What is needed
Set out every line of the data below as a JSON list of strings, one string per line, leaving out any blank lines.
==========
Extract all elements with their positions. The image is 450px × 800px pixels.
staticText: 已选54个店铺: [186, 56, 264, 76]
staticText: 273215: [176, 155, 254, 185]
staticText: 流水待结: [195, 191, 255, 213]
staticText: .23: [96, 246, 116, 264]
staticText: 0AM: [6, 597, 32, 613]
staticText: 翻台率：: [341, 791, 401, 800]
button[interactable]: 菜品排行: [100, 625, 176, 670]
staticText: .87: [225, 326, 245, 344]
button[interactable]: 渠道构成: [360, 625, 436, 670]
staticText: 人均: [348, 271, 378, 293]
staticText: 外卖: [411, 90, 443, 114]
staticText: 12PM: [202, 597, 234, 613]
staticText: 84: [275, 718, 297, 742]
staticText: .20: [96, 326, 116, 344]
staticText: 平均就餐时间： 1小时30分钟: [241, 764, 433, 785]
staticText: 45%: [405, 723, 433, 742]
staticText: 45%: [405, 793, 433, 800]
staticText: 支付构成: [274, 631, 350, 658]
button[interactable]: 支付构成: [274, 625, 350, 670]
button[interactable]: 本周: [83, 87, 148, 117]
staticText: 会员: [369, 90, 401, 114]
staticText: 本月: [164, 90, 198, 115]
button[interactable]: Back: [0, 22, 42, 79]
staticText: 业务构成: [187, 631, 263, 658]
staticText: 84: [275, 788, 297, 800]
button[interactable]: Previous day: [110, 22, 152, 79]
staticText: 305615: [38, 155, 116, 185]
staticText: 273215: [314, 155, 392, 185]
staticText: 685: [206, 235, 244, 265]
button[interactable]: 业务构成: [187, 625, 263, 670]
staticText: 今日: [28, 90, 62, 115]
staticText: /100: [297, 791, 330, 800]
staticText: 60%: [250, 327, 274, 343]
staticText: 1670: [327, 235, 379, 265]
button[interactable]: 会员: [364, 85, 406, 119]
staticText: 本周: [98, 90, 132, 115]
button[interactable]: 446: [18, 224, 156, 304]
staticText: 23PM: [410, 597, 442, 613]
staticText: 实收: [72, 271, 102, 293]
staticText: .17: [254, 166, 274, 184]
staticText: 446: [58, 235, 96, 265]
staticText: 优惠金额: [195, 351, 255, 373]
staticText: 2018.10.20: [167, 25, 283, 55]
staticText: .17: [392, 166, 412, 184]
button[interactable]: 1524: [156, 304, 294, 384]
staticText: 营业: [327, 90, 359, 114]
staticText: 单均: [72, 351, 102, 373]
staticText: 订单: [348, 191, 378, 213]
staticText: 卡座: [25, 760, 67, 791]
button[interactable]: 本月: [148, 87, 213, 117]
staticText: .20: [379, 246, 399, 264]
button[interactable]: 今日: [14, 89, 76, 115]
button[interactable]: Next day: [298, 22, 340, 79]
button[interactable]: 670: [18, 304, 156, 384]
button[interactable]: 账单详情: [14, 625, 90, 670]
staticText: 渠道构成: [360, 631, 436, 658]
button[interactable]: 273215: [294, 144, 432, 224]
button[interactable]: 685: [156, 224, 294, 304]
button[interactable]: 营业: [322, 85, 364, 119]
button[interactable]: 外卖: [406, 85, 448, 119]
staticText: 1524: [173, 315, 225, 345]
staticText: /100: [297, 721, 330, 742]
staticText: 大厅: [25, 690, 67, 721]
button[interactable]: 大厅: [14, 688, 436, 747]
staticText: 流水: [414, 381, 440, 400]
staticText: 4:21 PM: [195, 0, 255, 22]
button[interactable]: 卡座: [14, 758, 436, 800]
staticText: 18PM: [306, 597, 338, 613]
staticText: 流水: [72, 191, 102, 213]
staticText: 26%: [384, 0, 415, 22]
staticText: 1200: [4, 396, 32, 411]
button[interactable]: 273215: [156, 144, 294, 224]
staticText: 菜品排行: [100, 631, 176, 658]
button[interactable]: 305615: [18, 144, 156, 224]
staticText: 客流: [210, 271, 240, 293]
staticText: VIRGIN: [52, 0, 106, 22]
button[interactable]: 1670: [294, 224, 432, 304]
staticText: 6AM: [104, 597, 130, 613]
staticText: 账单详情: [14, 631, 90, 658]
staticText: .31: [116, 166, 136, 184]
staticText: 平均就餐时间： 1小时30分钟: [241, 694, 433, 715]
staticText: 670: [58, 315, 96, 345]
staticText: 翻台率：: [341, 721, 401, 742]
==========
Task output
[
  "Extract all elements with their positions. The image is 450px × 800px pixels.",
  "staticText: 已选54个店铺: [186, 56, 264, 76]",
  "staticText: 273215: [176, 155, 254, 185]",
  "staticText: 流水待结: [195, 191, 255, 213]",
  "staticText: .23: [96, 246, 116, 264]",
  "staticText: 0AM: [6, 597, 32, 613]",
  "staticText: 翻台率：: [341, 791, 401, 800]",
  "button[interactable]: 菜品排行: [100, 625, 176, 670]",
  "staticText: .87: [225, 326, 245, 344]",
  "button[interactable]: 渠道构成: [360, 625, 436, 670]",
  "staticText: 人均: [348, 271, 378, 293]",
  "staticText: 外卖: [411, 90, 443, 114]",
  "staticText: 12PM: [202, 597, 234, 613]",
  "staticText: 84: [275, 718, 297, 742]",
  "staticText: .20: [96, 326, 116, 344]",
  "staticText: 平均就餐时间： 1小时30分钟: [241, 764, 433, 785]",
  "staticText: 45%: [405, 723, 433, 742]",
  "staticText: 45%: [405, 793, 433, 800]",
  "staticText: 支付构成: [274, 631, 350, 658]",
  "button[interactable]: 支付构成: [274, 625, 350, 670]",
  "button[interactable]: 本周: [83, 87, 148, 117]",
  "staticText: 会员: [369, 90, 401, 114]",
  "staticText: 本月: [164, 90, 198, 115]",
  "button[interactable]: Back: [0, 22, 42, 79]",
  "staticText: 业务构成: [187, 631, 263, 658]",
  "staticText: 84: [275, 788, 297, 800]",
  "button[interactable]: Previous day: [110, 22, 152, 79]",
  "staticText: 305615: [38, 155, 116, 185]",
  "staticText: 273215: [314, 155, 392, 185]",
  "staticText: 685: [206, 235, 244, 265]",
  "button[interactable]: 业务构成: [187, 625, 263, 670]",
  "staticText: 今日: [28, 90, 62, 115]",
  "staticText: /100: [297, 791, 330, 800]",
  "staticText: 60%: [250, 327, 274, 343]",
  "staticText: 1670: [327, 235, 379, 265]",
  "button[interactable]: 会员: [364, 85, 406, 119]",
  "staticText: 本周: [98, 90, 132, 115]",
  "button[interactable]: 446: [18, 224, 156, 304]",
  "staticText: 23PM: [410, 597, 442, 613]",
  "staticText: 实收: [72, 271, 102, 293]",
  "staticText: .17: [254, 166, 274, 184]",
  "staticText: 446: [58, 235, 96, 265]",
  "staticText: 优惠金额: [195, 351, 255, 373]",
  "staticText: 2018.10.20: [167, 25, 283, 55]",
  "staticText: .17: [392, 166, 412, 184]",
  "button[interactable]: 1524: [156, 304, 294, 384]",
  "staticText: 营业: [327, 90, 359, 114]",
  "staticText: 单均: [72, 351, 102, 373]",
  "staticText: 订单: [348, 191, 378, 213]",
  "staticText: 卡座: [25, 760, 67, 791]",
  "button[interactable]: 本月: [148, 87, 213, 117]",
  "staticText: .20: [379, 246, 399, 264]",
  "button[interactable]: 今日: [14, 89, 76, 115]",
  "button[interactable]: Next day: [298, 22, 340, 79]",
  "button[interactable]: 670: [18, 304, 156, 384]",
  "button[interactable]: 账单详情: [14, 625, 90, 670]",
  "staticText: 渠道构成: [360, 631, 436, 658]",
  "button[interactable]: 273215: [294, 144, 432, 224]",
  "button[interactable]: 685: [156, 224, 294, 304]",
  "button[interactable]: 营业: [322, 85, 364, 119]",
  "button[interactable]: 外卖: [406, 85, 448, 119]",
  "staticText: 1524: [173, 315, 225, 345]",
  "staticText: /100: [297, 721, 330, 742]",
  "staticText: 大厅: [25, 690, 67, 721]",
  "button[interactable]: 大厅: [14, 688, 436, 747]",
  "staticText: 流水: [414, 381, 440, 400]",
  "staticText: 4:21 PM: [195, 0, 255, 22]",
  "button[interactable]: 卡座: [14, 758, 436, 800]",
  "staticText: 18PM: [306, 597, 338, 613]",
  "staticText: 流水: [72, 191, 102, 213]",
  "staticText: 26%: [384, 0, 415, 22]",
  "staticText: 1200: [4, 396, 32, 411]",
  "button[interactable]: 273215: [156, 144, 294, 224]",
  "staticText: 菜品排行: [100, 631, 176, 658]",
  "button[interactable]: 305615: [18, 144, 156, 224]",
  "staticText: 客流: [210, 271, 240, 293]",
  "staticText: VIRGIN: [52, 0, 106, 22]",
  "button[interactable]: 1670: [294, 224, 432, 304]",
  "staticText: 6AM: [104, 597, 130, 613]",
  "staticText: 账单详情: [14, 631, 90, 658]",
  "staticText: .31: [116, 166, 136, 184]",
  "staticText: 平均就餐时间： 1小时30分钟: [241, 694, 433, 715]",
  "staticText: 670: [58, 315, 96, 345]",
  "staticText: 翻台率：: [341, 721, 401, 742]"
]